▶ Instruction: Look through the data below. Pick out the lines holding the string "JSON".

──────── Material to process ────────

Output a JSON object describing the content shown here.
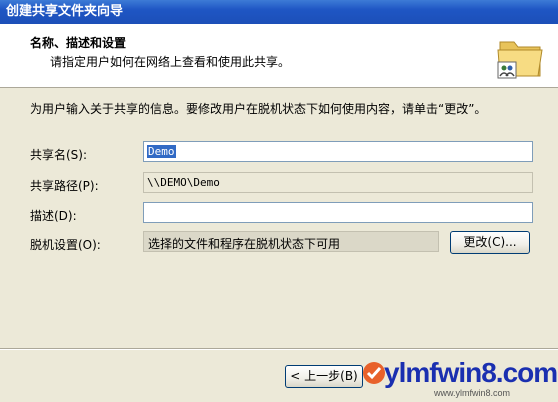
{
  "window": {
    "title": "创建共享文件夹向导"
  },
  "header": {
    "title": "名称、描述和设置",
    "subtitle": "请指定用户如何在网络上查看和使用此共享。",
    "icon": "shared-folder-icon"
  },
  "intro": "为用户输入关于共享的信息。要修改用户在脱机状态下如何使用内容，请单击“更改”。",
  "form": {
    "share_name_label": "共享名(S):",
    "share_name_value": "Demo",
    "share_path_label": "共享路径(P):",
    "share_path_value": "\\\\DEMO\\Demo",
    "description_label": "描述(D):",
    "description_value": "",
    "offline_label": "脱机设置(O):",
    "offline_value": "选择的文件和程序在脱机状态下可用",
    "change_button": "更改(C)..."
  },
  "footer": {
    "back_button": "< 上一步(B)"
  },
  "watermark": {
    "text": "ylmfwin8.com",
    "url": "www.ylmfwin8.com"
  },
  "colors": {
    "titlebar": "#1f56c4",
    "dialog_bg": "#ece9d8",
    "selection": "#316ac5"
  }
}
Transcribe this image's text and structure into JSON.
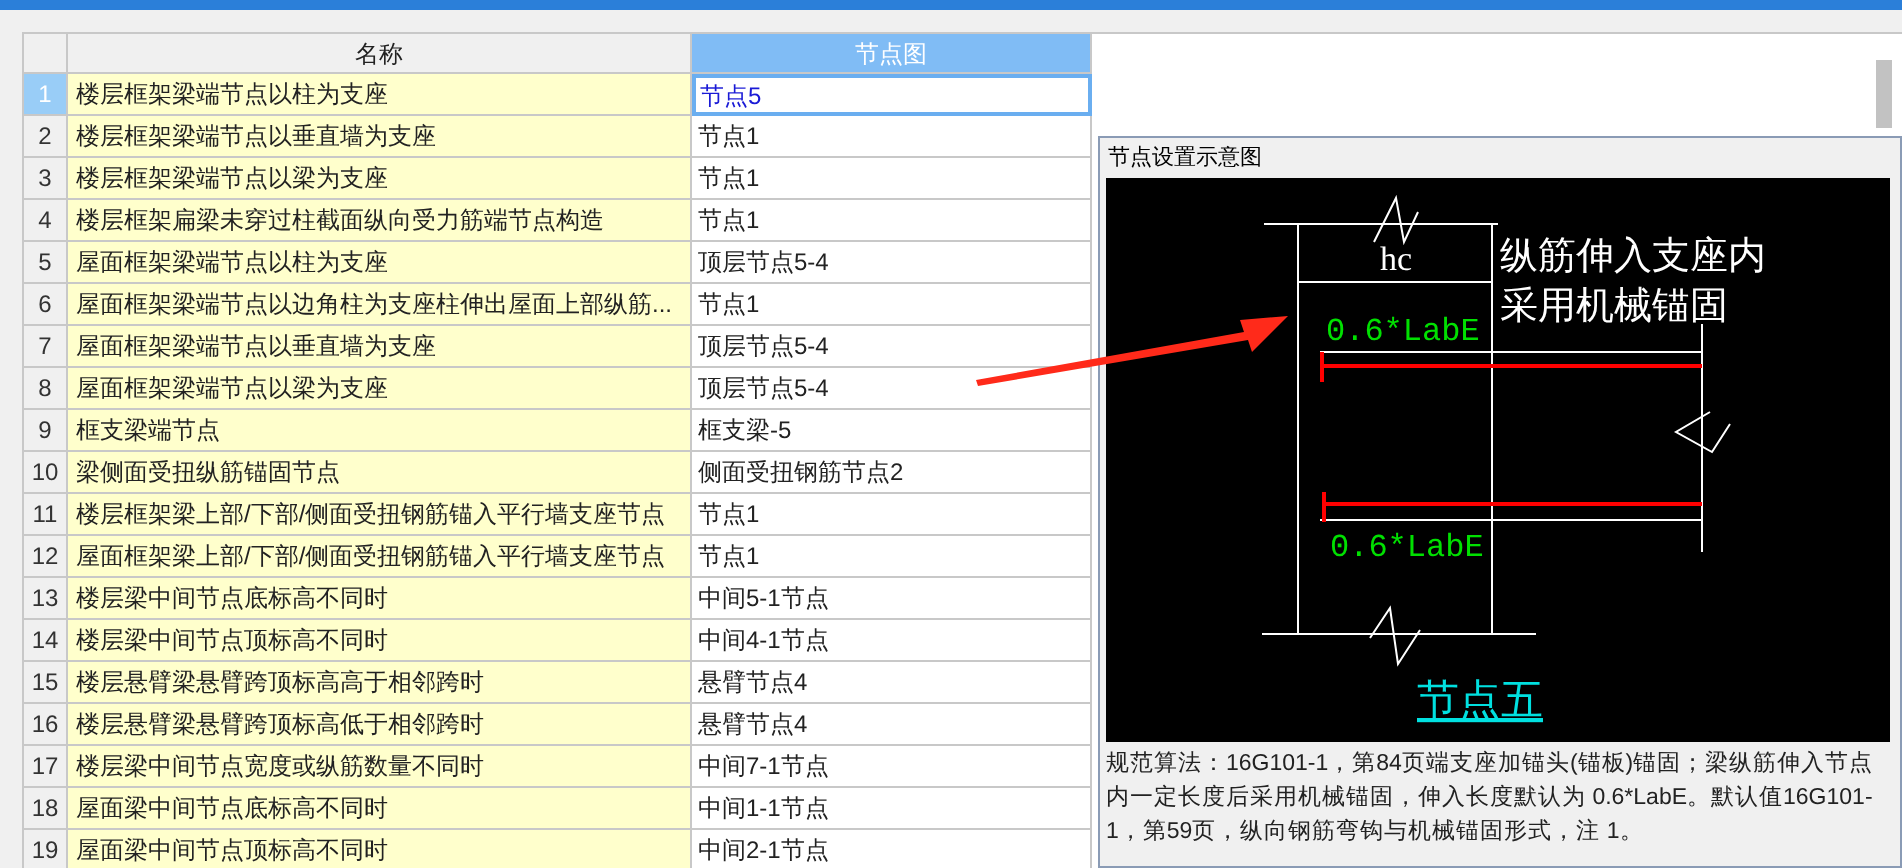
{
  "table": {
    "columns": [
      "名称",
      "节点图"
    ],
    "rows": [
      {
        "number": "1",
        "name": "楼层框架梁端节点以柱为支座",
        "node": "节点5",
        "selected": true
      },
      {
        "number": "2",
        "name": "楼层框架梁端节点以垂直墙为支座",
        "node": "节点1",
        "selected": false
      },
      {
        "number": "3",
        "name": "楼层框架梁端节点以梁为支座",
        "node": "节点1",
        "selected": false
      },
      {
        "number": "4",
        "name": "楼层框架扁梁未穿过柱截面纵向受力筋端节点构造",
        "node": "节点1",
        "selected": false
      },
      {
        "number": "5",
        "name": "屋面框架梁端节点以柱为支座",
        "node": "顶层节点5-4",
        "selected": false
      },
      {
        "number": "6",
        "name": "屋面框架梁端节点以边角柱为支座柱伸出屋面上部纵筋...",
        "node": "节点1",
        "selected": false
      },
      {
        "number": "7",
        "name": "屋面框架梁端节点以垂直墙为支座",
        "node": "顶层节点5-4",
        "selected": false
      },
      {
        "number": "8",
        "name": "屋面框架梁端节点以梁为支座",
        "node": "顶层节点5-4",
        "selected": false
      },
      {
        "number": "9",
        "name": "框支梁端节点",
        "node": "框支梁-5",
        "selected": false
      },
      {
        "number": "10",
        "name": "梁侧面受扭纵筋锚固节点",
        "node": "侧面受扭钢筋节点2",
        "selected": false
      },
      {
        "number": "11",
        "name": "楼层框架梁上部/下部/侧面受扭钢筋锚入平行墙支座节点",
        "node": "节点1",
        "selected": false
      },
      {
        "number": "12",
        "name": "屋面框架梁上部/下部/侧面受扭钢筋锚入平行墙支座节点",
        "node": "节点1",
        "selected": false
      },
      {
        "number": "13",
        "name": "楼层梁中间节点底标高不同时",
        "node": "中间5-1节点",
        "selected": false
      },
      {
        "number": "14",
        "name": "楼层梁中间节点顶标高不同时",
        "node": "中间4-1节点",
        "selected": false
      },
      {
        "number": "15",
        "name": "楼层悬臂梁悬臂跨顶标高高于相邻跨时",
        "node": "悬臂节点4",
        "selected": false
      },
      {
        "number": "16",
        "name": "楼层悬臂梁悬臂跨顶标高低于相邻跨时",
        "node": "悬臂节点4",
        "selected": false
      },
      {
        "number": "17",
        "name": "楼层梁中间节点宽度或纵筋数量不同时",
        "node": "中间7-1节点",
        "selected": false
      },
      {
        "number": "18",
        "name": "屋面梁中间节点底标高不同时",
        "node": "中间1-1节点",
        "selected": false
      },
      {
        "number": "19",
        "name": "屋面梁中间节点顶标高不同时",
        "node": "中间2-1节点",
        "selected": false
      }
    ]
  },
  "node_panel": {
    "title": "节点设置示意图",
    "diagram": {
      "dimension_label": "hc",
      "note_lines": [
        "纵筋伸入支座内",
        "采用机械锚固"
      ],
      "anchor_labels": [
        "0.6*LabE",
        "0.6*LabE"
      ],
      "caption": "节点五"
    },
    "description": "规范算法：16G101-1，第84页端支座加锚头(锚板)锚固；梁纵筋伸入节点内一定长度后采用机械锚固，伸入长度默认为 0.6*LabE。默认值16G101-1，第59页，纵向钢筋弯钩与机械锚固形式，注 1。"
  }
}
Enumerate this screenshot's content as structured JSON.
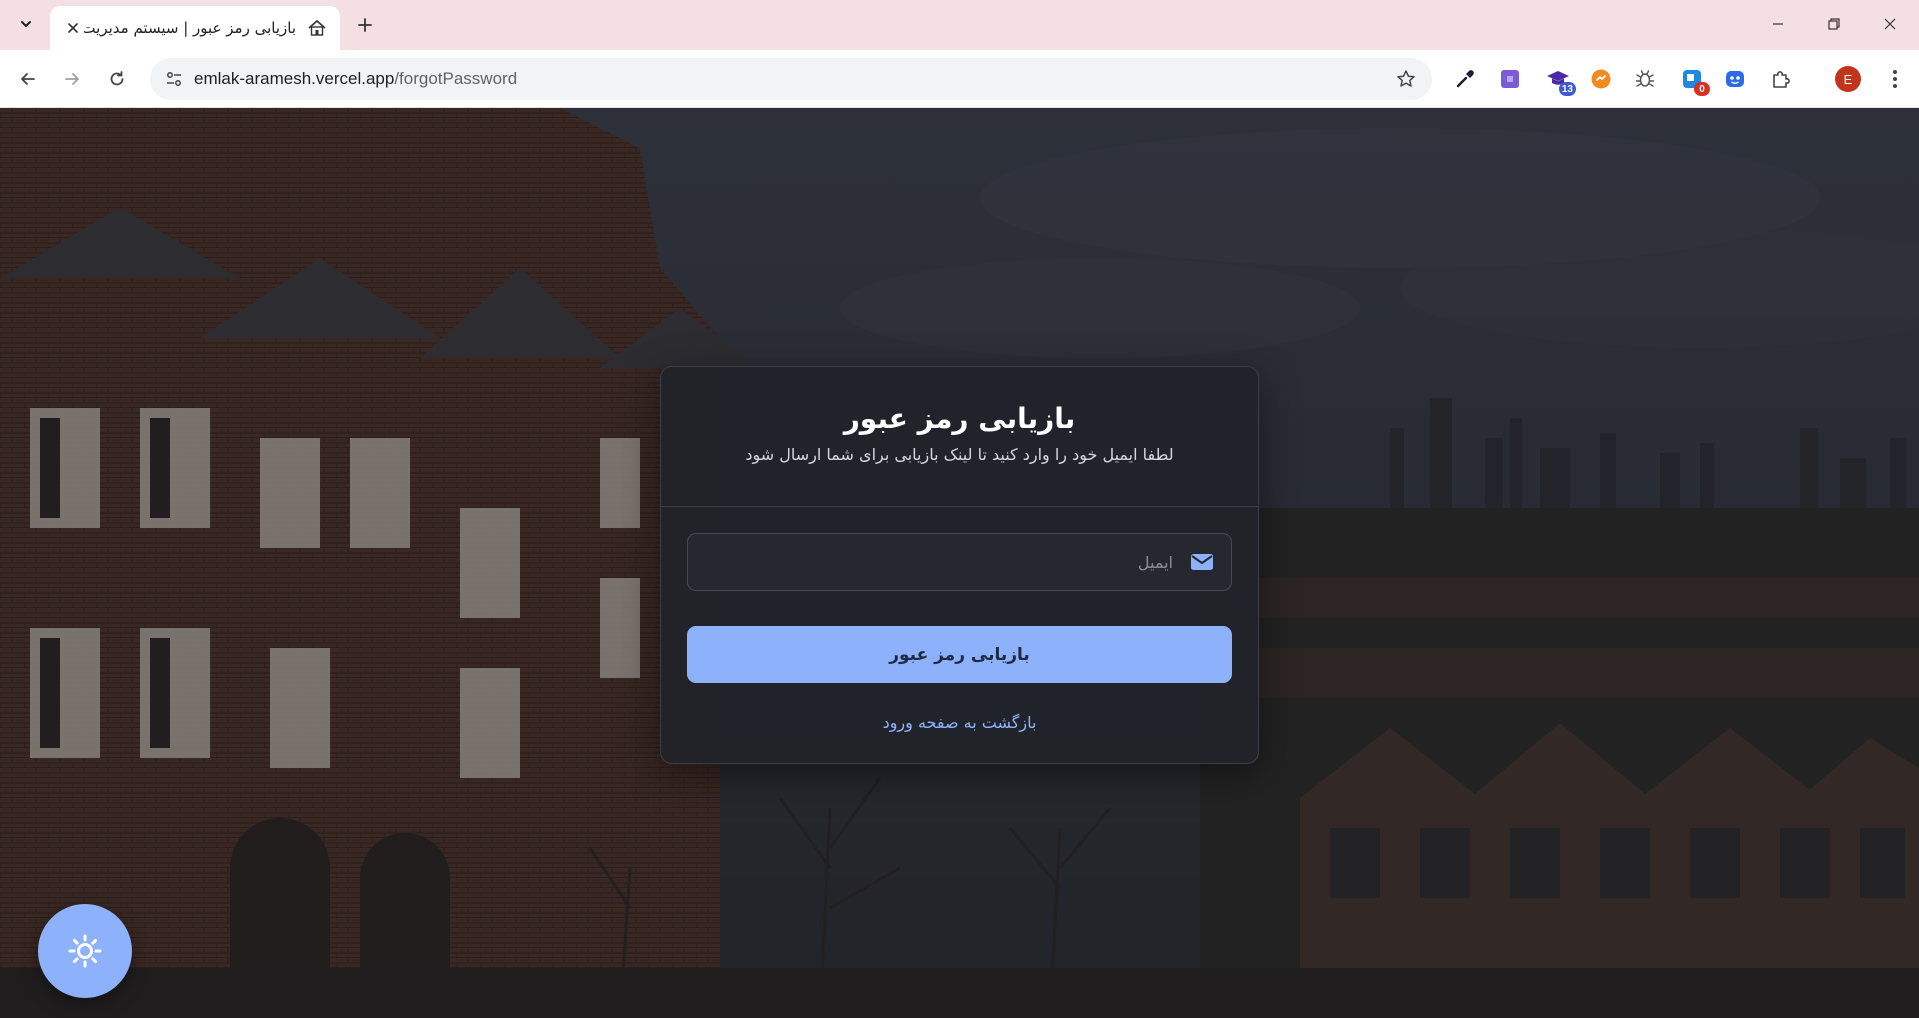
{
  "browser": {
    "tab": {
      "title": "بازیابی رمز عبور | سیستم مدیریت",
      "favicon": "house-icon"
    },
    "url": {
      "host": "emlak-aramesh.vercel.app",
      "path": "/forgotPassword"
    },
    "extensions": [
      {
        "name": "eyedropper-icon"
      },
      {
        "name": "purple-square-extension-icon"
      },
      {
        "name": "graduation-cap-extension-icon",
        "badge": "13",
        "badge_color": "#3b5bdb"
      },
      {
        "name": "orange-circle-extension-icon"
      },
      {
        "name": "bug-extension-icon"
      },
      {
        "name": "blue-square-extension-icon",
        "badge": "0",
        "badge_color": "#d93025"
      },
      {
        "name": "blue-face-extension-icon"
      },
      {
        "name": "puzzle-icon"
      }
    ],
    "profile_initial": "E",
    "colors": {
      "tabstrip": "#f4dfe2",
      "profile": "#c1351d"
    }
  },
  "card": {
    "title": "بازیابی رمز عبور",
    "subtitle": "لطفا ایمیل خود را وارد کنید تا لینک بازیابی برای شما ارسال شود",
    "email": {
      "placeholder": "ایمیل",
      "value": "",
      "icon": "envelope-icon"
    },
    "submit_label": "بازیابی رمز عبور",
    "back_link_label": "بازگشت به صفحه ورود"
  },
  "theme_toggle": {
    "icon": "sun-icon"
  },
  "colors": {
    "accent": "#8db1fb",
    "card_bg": "#21232a",
    "link": "#8fb3fb"
  }
}
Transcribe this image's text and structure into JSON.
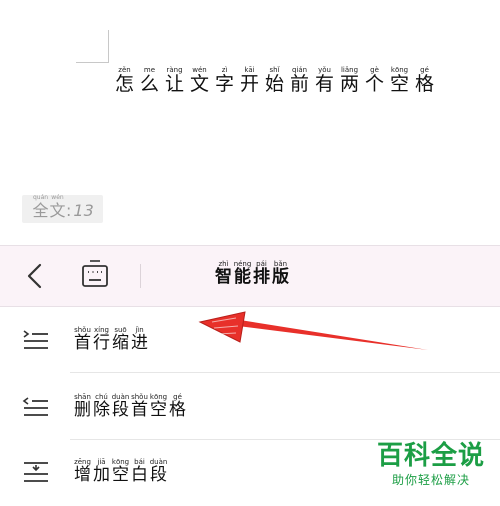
{
  "document": {
    "line": [
      {
        "py": "zěn",
        "hz": "怎"
      },
      {
        "py": "me",
        "hz": "么"
      },
      {
        "py": "ràng",
        "hz": "让"
      },
      {
        "py": "wén",
        "hz": "文"
      },
      {
        "py": "zì",
        "hz": "字"
      },
      {
        "py": "kāi",
        "hz": "开"
      },
      {
        "py": "shǐ",
        "hz": "始"
      },
      {
        "py": "qián",
        "hz": "前"
      },
      {
        "py": "yǒu",
        "hz": "有"
      },
      {
        "py": "liǎng",
        "hz": "两"
      },
      {
        "py": "gè",
        "hz": "个"
      },
      {
        "py": "kōng",
        "hz": "空"
      },
      {
        "py": "gé",
        "hz": "格"
      }
    ]
  },
  "word_count": {
    "label": [
      {
        "py": "quán",
        "hz": "全"
      },
      {
        "py": "wén",
        "hz": "文"
      }
    ],
    "colon": ":",
    "value": "13"
  },
  "toolbar": {
    "title": [
      {
        "py": "zhì",
        "hz": "智"
      },
      {
        "py": "néng",
        "hz": "能"
      },
      {
        "py": "pái",
        "hz": "排"
      },
      {
        "py": "bǎn",
        "hz": "版"
      }
    ],
    "back_icon": "chevron-left-icon",
    "keyboard_icon": "keyboard-icon"
  },
  "menu": {
    "items": [
      {
        "icon": "indent-first-line-icon",
        "chars": [
          {
            "py": "shǒu",
            "hz": "首"
          },
          {
            "py": "xíng",
            "hz": "行"
          },
          {
            "py": "suō",
            "hz": "缩"
          },
          {
            "py": "jìn",
            "hz": "进"
          }
        ]
      },
      {
        "icon": "remove-leading-spaces-icon",
        "chars": [
          {
            "py": "shān",
            "hz": "删"
          },
          {
            "py": "chú",
            "hz": "除"
          },
          {
            "py": "duàn",
            "hz": "段"
          },
          {
            "py": "shǒu",
            "hz": "首"
          },
          {
            "py": "kōng",
            "hz": "空"
          },
          {
            "py": "gé",
            "hz": "格"
          }
        ]
      },
      {
        "icon": "add-blank-paragraph-icon",
        "chars": [
          {
            "py": "zēng",
            "hz": "增"
          },
          {
            "py": "jiā",
            "hz": "加"
          },
          {
            "py": "kōng",
            "hz": "空"
          },
          {
            "py": "bái",
            "hz": "白"
          },
          {
            "py": "duàn",
            "hz": "段"
          }
        ]
      }
    ]
  },
  "watermark": {
    "brand": "百科全说",
    "sub": "助你轻松解决"
  },
  "colors": {
    "accent_arrow": "#e8302a",
    "toolbar_bg": "#fbf3f8",
    "watermark": "#1c9e45"
  }
}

────────

▶ Exercise output:
Output a JSON object describing the content shown here.
Transcribe this image's text and structure into JSON.
Enumerate this screenshot's content as structured JSON.
Transcribe this image's text and structure into JSON.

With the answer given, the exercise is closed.